>>>

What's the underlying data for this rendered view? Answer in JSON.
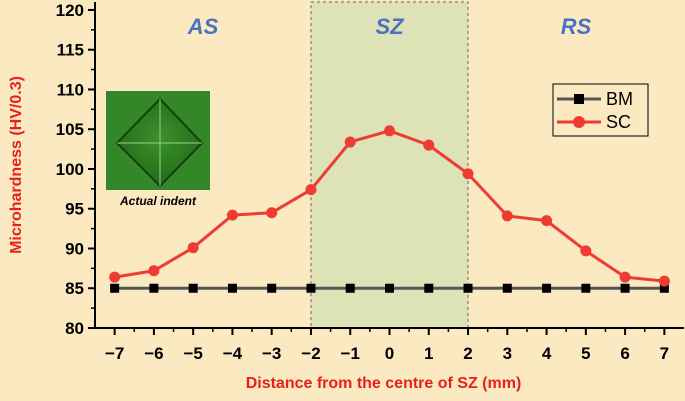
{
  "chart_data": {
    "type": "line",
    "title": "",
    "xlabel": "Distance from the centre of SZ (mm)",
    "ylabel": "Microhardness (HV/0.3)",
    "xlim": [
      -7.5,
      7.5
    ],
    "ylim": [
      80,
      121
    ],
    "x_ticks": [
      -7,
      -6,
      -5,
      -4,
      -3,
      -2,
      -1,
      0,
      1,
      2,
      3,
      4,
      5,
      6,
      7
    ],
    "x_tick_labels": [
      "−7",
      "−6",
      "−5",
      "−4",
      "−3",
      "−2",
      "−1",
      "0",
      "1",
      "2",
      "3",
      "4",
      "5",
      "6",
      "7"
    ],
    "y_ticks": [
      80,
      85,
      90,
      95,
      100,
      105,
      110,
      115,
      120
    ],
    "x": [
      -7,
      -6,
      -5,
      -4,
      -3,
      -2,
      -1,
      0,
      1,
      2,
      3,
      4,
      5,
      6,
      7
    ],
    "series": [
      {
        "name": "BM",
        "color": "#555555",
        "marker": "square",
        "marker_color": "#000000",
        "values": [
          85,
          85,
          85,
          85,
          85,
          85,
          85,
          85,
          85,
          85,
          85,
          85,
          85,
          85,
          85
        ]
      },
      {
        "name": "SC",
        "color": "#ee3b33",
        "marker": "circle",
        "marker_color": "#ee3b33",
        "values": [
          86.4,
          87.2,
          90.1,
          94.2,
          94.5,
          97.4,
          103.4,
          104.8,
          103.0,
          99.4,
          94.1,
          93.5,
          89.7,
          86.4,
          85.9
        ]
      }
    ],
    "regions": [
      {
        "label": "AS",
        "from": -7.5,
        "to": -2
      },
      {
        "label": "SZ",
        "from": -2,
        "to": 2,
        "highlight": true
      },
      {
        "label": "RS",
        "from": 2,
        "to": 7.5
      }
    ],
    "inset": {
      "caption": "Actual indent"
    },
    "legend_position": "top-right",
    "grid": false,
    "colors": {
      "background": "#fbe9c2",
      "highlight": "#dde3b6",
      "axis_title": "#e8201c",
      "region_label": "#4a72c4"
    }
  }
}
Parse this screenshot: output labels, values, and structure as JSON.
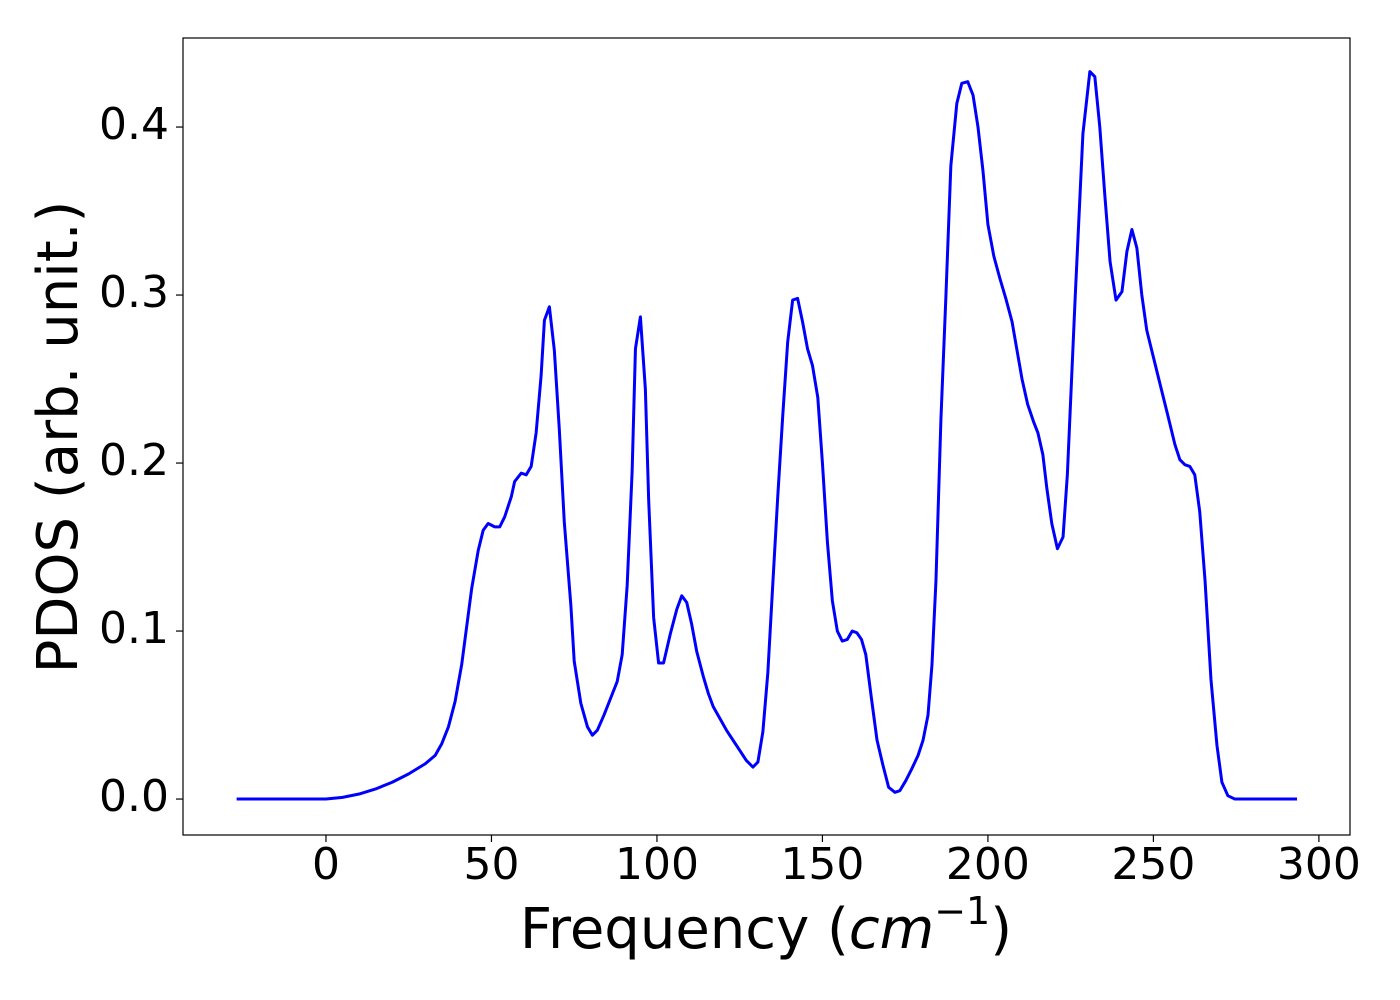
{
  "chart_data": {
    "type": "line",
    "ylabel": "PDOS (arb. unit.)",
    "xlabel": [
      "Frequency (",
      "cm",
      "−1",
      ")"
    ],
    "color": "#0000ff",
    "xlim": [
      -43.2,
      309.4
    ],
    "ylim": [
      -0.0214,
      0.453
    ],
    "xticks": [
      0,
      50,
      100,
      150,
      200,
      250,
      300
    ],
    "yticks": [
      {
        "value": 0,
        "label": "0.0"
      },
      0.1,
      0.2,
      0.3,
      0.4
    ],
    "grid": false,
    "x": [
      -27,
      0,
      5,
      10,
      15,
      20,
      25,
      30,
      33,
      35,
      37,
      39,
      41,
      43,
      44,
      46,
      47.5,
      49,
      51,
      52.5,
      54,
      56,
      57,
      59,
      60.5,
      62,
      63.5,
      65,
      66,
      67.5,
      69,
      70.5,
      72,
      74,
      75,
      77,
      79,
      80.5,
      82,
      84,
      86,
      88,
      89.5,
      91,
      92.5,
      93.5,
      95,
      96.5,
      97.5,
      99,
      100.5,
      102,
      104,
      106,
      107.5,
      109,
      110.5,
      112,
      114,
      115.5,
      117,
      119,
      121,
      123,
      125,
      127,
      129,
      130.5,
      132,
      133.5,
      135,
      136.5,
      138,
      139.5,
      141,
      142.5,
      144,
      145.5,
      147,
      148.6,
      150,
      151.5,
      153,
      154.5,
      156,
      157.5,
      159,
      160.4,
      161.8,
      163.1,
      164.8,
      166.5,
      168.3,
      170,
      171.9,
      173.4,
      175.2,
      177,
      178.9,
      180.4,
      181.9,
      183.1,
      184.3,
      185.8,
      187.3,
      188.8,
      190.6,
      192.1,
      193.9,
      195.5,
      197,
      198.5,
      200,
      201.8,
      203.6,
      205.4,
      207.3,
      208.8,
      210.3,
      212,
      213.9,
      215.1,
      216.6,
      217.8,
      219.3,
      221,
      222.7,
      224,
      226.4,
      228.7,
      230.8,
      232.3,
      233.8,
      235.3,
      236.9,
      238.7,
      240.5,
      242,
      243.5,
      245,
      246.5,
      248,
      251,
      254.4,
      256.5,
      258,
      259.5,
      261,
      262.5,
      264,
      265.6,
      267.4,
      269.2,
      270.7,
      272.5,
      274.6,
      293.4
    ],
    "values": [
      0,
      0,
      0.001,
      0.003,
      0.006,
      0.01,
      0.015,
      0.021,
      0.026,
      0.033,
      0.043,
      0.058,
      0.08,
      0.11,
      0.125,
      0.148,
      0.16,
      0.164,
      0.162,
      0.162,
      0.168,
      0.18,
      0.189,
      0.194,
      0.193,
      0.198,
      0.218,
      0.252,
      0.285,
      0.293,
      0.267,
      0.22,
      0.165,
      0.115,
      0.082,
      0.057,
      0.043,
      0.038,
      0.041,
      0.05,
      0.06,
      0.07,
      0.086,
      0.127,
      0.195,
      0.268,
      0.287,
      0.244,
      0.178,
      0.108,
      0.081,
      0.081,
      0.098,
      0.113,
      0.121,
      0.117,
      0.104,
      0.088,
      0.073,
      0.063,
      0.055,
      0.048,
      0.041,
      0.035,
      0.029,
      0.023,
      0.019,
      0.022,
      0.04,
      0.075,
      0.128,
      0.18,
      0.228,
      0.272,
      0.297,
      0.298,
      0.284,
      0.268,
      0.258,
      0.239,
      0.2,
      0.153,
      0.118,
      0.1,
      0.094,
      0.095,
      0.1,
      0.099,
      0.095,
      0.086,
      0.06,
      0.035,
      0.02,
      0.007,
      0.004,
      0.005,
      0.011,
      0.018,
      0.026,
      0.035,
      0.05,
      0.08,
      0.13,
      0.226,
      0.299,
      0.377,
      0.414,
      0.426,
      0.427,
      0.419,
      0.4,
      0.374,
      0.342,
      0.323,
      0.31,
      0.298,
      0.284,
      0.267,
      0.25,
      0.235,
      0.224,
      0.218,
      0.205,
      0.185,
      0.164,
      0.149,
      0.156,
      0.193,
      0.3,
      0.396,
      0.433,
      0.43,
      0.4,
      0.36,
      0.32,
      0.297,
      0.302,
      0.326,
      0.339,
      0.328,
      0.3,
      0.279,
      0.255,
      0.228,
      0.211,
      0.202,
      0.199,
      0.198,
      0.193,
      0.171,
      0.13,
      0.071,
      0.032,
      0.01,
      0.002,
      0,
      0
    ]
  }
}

<<<
>>>

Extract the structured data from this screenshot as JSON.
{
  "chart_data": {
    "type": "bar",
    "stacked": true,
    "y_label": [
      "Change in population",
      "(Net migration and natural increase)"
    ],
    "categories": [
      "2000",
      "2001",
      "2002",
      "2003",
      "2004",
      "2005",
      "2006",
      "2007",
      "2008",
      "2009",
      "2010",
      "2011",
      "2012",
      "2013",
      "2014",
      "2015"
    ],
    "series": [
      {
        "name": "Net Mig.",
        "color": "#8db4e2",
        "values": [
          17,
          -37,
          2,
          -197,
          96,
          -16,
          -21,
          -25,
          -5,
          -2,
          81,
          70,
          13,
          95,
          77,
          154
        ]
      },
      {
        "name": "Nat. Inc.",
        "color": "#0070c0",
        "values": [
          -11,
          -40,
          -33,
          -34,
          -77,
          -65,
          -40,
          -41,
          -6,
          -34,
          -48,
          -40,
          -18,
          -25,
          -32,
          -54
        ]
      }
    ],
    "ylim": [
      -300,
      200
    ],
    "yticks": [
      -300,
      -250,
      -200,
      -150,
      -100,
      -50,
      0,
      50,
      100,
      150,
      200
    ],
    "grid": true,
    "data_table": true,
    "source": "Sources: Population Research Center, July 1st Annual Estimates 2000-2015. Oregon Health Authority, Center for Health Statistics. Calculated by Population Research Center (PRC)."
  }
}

<<<
>>>

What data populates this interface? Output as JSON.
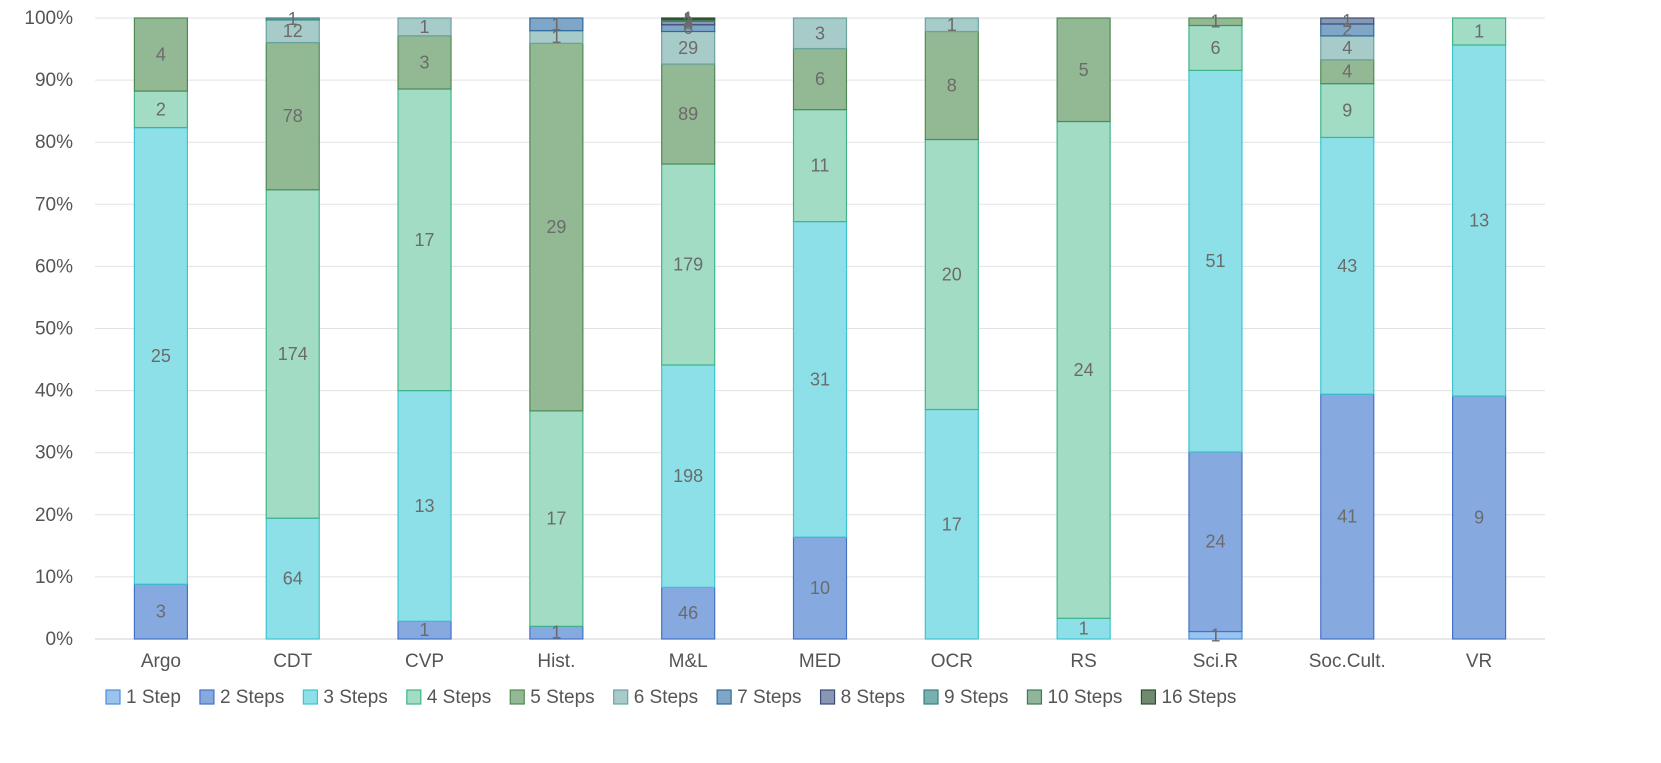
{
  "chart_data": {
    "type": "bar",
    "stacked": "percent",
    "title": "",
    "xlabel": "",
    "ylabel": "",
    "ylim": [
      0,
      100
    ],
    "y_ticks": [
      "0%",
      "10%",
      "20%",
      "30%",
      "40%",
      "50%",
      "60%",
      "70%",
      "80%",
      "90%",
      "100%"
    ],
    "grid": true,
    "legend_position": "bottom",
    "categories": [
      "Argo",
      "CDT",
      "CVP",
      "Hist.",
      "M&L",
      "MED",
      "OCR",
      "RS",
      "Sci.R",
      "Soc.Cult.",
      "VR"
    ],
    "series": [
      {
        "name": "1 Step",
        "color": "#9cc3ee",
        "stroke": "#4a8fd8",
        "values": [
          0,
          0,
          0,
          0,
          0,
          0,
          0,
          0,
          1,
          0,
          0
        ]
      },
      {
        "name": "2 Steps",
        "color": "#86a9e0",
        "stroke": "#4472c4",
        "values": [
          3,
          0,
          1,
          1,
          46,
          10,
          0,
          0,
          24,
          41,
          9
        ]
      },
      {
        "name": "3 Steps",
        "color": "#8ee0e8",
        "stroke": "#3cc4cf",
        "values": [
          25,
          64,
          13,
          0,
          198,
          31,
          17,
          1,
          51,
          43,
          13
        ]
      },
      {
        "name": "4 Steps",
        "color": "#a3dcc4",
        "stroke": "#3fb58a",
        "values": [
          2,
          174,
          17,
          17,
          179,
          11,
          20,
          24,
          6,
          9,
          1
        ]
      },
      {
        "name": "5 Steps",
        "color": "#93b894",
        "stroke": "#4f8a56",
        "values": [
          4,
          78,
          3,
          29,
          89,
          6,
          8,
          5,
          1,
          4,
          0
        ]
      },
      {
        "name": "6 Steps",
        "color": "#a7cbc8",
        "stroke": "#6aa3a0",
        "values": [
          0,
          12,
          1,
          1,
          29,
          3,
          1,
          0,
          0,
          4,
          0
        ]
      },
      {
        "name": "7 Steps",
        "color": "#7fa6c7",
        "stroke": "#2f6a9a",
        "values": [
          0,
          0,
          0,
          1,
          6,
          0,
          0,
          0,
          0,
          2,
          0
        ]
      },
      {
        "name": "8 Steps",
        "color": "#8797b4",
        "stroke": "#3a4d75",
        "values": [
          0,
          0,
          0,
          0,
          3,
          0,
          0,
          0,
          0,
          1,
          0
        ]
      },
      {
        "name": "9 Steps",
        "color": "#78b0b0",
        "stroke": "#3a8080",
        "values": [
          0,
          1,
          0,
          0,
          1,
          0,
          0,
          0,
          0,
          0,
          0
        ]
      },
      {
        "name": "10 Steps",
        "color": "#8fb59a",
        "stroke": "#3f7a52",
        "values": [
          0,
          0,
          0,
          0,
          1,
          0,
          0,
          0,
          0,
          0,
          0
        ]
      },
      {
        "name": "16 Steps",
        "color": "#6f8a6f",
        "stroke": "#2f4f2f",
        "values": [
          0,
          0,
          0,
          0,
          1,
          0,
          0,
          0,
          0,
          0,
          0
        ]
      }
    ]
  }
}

<<<

# EXERCISE GOAL:
Search the entries for "stroke" and copy out each line that has it.

# TASK SOLUTION:
        "stroke": "#4a8fd8",
        "stroke": "#4472c4",
        "stroke": "#3cc4cf",
        "stroke": "#3fb58a",
        "stroke": "#4f8a56",
        "stroke": "#6aa3a0",
        "stroke": "#2f6a9a",
        "stroke": "#3a4d75",
        "stroke": "#3a8080",
        "stroke": "#3f7a52",
        "stroke": "#2f4f2f",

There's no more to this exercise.